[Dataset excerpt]
╔══
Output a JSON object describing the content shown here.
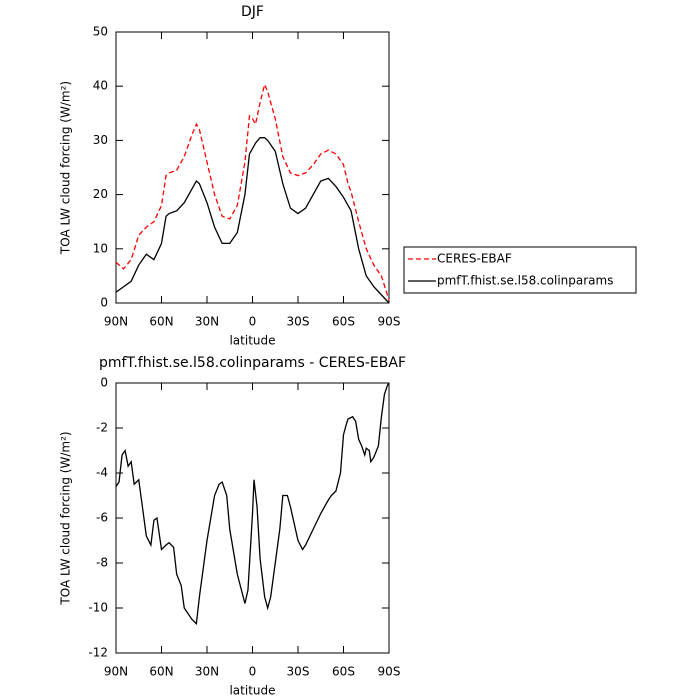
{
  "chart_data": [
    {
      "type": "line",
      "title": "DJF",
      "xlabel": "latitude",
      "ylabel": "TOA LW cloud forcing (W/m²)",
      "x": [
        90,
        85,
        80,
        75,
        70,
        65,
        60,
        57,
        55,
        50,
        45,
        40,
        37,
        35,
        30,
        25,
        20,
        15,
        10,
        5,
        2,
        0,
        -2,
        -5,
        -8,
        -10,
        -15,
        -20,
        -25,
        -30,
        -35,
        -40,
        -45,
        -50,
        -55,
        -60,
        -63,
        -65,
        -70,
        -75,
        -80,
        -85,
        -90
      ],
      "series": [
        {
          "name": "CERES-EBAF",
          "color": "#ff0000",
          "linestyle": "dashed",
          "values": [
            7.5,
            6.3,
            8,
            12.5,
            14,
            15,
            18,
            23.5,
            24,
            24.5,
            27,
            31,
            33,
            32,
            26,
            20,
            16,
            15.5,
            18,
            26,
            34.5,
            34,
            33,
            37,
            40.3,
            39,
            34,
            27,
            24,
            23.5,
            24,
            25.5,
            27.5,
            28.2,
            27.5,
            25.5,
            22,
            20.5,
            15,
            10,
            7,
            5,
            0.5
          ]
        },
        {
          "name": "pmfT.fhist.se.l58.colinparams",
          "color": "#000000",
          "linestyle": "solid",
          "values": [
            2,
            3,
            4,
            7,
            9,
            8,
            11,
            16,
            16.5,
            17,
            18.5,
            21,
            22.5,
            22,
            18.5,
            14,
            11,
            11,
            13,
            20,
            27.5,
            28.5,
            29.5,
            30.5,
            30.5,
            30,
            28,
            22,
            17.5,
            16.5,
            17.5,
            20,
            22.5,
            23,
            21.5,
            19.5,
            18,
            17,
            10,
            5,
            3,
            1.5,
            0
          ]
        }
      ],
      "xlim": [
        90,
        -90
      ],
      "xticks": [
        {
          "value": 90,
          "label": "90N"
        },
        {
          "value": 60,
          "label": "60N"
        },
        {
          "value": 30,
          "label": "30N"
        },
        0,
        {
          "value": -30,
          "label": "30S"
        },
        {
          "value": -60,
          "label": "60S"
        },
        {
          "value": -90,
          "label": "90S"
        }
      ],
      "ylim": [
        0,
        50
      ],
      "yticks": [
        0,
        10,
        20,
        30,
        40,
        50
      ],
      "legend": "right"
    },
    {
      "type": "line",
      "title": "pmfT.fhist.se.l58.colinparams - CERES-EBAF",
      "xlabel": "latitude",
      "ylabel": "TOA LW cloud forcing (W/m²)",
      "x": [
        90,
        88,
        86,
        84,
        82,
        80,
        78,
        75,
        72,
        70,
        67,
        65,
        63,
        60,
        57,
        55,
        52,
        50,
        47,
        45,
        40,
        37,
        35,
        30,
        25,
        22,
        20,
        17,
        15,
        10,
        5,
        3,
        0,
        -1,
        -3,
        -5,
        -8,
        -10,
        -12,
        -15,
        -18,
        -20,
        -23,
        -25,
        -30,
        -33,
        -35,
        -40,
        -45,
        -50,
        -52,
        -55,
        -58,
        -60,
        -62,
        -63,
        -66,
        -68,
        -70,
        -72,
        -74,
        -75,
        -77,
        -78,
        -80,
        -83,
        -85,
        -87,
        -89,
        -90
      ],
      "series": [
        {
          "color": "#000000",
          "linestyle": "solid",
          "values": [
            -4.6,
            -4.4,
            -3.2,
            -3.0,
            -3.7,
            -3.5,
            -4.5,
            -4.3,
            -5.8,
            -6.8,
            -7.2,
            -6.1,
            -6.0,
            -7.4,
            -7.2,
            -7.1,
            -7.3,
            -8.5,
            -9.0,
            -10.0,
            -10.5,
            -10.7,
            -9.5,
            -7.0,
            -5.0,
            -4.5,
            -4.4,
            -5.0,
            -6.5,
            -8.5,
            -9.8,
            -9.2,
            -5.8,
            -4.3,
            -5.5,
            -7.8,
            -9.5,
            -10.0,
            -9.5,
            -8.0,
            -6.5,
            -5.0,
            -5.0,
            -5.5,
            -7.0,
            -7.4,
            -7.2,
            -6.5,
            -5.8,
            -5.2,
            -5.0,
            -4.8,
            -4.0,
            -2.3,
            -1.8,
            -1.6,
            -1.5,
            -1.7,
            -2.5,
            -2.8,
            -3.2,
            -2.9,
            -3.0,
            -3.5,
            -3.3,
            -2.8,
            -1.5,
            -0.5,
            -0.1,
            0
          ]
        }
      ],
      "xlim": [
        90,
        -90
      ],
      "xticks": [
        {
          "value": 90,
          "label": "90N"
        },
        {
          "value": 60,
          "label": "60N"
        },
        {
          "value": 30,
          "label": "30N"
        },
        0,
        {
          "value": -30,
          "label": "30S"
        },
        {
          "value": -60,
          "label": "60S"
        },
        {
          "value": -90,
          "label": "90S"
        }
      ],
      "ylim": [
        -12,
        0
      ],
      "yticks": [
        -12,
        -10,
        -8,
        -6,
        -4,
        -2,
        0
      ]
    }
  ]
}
╚══
╔══
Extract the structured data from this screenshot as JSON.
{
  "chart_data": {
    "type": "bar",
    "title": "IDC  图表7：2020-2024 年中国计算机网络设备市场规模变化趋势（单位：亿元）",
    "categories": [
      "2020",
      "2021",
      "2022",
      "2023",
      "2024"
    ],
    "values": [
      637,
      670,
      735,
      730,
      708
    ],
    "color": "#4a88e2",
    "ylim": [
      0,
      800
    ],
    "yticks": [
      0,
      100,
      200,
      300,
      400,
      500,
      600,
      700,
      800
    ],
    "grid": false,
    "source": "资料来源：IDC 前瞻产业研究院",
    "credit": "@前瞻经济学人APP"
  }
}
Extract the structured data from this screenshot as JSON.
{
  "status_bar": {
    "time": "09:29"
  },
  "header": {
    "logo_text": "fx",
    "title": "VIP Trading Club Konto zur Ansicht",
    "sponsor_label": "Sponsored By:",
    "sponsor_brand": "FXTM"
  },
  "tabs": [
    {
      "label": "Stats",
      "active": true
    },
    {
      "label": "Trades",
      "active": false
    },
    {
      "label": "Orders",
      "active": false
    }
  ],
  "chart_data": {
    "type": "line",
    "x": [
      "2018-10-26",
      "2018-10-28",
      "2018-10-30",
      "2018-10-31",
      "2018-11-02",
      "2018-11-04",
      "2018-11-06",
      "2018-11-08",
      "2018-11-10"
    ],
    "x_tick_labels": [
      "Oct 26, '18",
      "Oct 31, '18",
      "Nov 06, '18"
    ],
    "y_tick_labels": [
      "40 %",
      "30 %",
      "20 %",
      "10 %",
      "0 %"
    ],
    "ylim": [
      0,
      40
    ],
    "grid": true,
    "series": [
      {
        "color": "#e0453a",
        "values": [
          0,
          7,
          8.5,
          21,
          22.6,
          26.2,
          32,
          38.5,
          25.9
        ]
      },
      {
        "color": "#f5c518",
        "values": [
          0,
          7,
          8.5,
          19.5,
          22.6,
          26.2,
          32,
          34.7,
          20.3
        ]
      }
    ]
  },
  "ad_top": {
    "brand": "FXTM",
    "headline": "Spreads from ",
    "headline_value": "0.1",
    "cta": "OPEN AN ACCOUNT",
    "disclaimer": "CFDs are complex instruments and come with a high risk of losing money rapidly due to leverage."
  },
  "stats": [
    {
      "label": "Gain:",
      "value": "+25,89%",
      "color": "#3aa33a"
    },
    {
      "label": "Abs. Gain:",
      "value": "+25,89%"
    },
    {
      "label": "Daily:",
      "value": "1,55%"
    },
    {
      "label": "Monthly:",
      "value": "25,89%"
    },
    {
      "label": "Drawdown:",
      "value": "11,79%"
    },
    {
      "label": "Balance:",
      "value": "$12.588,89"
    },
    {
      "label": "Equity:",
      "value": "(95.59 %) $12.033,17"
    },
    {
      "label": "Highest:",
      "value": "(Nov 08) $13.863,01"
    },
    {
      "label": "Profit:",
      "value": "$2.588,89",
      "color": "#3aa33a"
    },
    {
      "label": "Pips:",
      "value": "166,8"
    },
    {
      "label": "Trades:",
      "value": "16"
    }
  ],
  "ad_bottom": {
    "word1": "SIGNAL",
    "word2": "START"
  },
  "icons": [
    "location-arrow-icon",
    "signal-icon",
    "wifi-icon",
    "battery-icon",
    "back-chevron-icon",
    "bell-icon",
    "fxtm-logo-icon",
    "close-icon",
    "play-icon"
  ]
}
╚══
§ GOAL:
Using the listing above, gather each line that holds the string "colinparams" and copy it.

§ FULL OUTPUT:
          "name": "pmfT.fhist.se.l58.colinparams",
      "title": "pmfT.fhist.se.l58.colinparams - CERES-EBAF",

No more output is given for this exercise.